— Begin Task inputs —

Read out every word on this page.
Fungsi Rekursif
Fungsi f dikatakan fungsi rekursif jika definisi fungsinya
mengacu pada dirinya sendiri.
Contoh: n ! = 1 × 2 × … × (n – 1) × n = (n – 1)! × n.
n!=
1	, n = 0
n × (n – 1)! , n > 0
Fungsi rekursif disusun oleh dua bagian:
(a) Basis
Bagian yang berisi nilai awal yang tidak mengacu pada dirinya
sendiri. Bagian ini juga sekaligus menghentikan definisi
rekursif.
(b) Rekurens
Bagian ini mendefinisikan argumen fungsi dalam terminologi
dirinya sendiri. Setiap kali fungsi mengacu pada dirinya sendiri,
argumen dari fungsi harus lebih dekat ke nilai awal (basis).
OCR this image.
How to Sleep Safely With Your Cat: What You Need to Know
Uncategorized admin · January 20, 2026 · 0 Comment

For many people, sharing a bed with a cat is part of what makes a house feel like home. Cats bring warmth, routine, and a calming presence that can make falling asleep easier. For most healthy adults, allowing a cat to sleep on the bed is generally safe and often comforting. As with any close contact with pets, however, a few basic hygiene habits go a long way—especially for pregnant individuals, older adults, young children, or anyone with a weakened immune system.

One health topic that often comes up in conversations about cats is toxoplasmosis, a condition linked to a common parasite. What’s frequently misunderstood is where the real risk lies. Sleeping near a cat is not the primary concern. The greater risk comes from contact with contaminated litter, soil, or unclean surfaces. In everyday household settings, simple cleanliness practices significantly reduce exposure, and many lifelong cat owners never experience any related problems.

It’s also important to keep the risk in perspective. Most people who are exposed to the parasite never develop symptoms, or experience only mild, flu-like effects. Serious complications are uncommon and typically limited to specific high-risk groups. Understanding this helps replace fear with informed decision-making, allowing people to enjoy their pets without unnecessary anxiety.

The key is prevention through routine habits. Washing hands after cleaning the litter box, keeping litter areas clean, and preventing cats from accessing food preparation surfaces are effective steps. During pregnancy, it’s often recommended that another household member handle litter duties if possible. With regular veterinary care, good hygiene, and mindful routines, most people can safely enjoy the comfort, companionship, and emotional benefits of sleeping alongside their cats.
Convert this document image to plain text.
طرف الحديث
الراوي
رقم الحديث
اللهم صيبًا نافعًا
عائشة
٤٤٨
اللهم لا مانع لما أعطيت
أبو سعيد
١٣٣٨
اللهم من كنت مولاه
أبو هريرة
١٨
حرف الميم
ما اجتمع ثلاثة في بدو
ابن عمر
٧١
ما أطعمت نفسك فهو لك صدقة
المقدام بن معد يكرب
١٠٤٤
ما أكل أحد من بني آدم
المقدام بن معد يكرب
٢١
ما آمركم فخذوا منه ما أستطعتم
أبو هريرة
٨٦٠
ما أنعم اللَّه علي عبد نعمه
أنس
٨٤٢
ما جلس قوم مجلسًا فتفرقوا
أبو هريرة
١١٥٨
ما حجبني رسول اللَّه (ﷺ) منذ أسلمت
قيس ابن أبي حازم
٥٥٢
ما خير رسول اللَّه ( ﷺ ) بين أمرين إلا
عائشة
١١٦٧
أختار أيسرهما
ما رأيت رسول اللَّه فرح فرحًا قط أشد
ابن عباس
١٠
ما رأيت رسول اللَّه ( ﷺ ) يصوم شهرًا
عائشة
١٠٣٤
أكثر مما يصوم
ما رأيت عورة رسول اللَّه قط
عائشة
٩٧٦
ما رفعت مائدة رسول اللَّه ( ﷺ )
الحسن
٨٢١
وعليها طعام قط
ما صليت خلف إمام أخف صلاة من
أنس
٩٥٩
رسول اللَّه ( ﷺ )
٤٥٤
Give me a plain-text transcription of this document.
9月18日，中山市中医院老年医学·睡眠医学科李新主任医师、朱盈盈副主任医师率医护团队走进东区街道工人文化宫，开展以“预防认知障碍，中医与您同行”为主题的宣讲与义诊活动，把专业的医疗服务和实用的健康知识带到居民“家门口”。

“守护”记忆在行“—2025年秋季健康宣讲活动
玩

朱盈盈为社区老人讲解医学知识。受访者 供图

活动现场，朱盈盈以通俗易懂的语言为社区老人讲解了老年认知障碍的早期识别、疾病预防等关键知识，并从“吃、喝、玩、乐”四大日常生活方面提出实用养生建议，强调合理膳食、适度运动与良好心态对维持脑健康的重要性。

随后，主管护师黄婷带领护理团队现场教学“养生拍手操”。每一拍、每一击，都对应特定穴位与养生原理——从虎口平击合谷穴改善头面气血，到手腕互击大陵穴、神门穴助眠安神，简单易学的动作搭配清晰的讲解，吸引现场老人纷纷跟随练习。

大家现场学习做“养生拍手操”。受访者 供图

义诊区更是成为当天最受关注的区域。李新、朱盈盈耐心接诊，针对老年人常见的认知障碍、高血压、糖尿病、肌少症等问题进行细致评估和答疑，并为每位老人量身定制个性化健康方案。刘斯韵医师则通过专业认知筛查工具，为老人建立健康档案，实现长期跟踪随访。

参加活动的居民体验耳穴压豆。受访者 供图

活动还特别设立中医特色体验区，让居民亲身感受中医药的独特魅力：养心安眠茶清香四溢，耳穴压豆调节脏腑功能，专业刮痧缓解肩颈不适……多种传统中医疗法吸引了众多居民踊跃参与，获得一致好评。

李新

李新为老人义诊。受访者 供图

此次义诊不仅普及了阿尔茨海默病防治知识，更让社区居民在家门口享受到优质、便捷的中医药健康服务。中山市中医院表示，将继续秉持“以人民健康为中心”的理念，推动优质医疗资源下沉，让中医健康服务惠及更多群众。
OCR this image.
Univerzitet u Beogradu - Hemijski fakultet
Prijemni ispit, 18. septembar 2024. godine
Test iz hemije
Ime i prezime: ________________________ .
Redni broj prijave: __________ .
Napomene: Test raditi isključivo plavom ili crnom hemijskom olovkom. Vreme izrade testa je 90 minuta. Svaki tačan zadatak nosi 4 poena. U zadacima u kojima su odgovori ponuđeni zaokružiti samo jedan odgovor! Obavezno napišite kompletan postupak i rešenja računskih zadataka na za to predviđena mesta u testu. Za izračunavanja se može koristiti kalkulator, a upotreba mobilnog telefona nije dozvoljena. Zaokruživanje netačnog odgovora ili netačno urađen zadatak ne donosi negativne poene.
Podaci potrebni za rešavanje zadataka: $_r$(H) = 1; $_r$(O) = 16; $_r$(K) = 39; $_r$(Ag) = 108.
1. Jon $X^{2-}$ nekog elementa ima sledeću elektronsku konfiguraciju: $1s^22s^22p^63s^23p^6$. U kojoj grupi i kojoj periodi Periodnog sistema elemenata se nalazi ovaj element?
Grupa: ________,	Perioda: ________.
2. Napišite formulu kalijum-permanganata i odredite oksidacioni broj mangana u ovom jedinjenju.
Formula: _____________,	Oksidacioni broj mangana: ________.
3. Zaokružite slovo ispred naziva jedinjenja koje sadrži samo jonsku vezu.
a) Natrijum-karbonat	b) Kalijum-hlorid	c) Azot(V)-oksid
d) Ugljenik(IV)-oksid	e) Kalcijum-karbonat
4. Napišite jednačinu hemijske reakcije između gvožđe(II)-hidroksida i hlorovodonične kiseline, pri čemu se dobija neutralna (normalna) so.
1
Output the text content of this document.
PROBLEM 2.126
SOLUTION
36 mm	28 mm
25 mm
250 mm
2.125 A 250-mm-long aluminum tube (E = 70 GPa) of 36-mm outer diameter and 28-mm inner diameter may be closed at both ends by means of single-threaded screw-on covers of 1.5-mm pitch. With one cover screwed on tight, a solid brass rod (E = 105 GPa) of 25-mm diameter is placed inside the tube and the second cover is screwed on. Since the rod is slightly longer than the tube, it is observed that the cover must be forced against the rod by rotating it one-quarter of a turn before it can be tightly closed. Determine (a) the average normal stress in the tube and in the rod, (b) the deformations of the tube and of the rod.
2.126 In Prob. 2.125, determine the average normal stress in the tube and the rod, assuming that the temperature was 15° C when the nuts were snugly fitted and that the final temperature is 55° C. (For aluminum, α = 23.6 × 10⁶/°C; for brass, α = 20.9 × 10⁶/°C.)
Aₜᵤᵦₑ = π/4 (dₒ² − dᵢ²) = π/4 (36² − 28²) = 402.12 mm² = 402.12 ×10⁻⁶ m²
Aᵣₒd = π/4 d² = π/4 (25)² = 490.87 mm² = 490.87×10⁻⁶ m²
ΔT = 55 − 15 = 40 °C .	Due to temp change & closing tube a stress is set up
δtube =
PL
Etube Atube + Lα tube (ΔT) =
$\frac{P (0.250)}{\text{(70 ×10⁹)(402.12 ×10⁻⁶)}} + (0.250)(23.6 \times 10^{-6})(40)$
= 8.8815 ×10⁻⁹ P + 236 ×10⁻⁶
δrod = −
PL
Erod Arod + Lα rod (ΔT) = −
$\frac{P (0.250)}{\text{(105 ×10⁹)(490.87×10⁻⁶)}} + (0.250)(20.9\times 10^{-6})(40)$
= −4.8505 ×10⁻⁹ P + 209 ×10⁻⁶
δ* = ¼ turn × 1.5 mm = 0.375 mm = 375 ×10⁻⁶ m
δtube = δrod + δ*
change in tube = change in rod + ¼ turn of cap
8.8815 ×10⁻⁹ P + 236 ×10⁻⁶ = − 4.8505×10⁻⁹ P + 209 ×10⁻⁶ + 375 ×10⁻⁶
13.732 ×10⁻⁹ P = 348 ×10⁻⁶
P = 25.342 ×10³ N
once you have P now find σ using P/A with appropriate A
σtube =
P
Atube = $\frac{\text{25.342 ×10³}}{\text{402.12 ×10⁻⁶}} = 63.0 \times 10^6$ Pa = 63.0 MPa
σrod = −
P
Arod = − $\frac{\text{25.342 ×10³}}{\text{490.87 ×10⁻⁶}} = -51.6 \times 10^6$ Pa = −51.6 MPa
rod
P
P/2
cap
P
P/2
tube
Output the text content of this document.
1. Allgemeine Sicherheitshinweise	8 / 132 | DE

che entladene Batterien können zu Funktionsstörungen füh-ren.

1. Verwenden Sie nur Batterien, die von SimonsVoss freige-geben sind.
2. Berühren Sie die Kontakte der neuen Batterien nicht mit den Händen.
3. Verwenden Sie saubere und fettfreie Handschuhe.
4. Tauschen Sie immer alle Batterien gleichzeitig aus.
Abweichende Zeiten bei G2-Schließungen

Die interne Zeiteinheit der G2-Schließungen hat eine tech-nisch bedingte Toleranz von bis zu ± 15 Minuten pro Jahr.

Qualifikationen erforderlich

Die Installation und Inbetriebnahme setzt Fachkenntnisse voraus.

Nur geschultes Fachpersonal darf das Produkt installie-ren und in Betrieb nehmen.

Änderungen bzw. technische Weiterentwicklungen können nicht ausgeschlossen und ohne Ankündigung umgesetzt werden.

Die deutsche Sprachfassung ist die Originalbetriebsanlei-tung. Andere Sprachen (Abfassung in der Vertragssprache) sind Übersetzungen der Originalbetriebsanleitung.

— End Task inputs —

Read the entries and pick out all lines that include the word "pada".

mengacu pada dirinya sendiri.
Bagian yang berisi nilai awal yang tidak mengacu pada dirinya
dirinya sendiri. Setiap kali fungsi mengacu pada dirinya sendiri,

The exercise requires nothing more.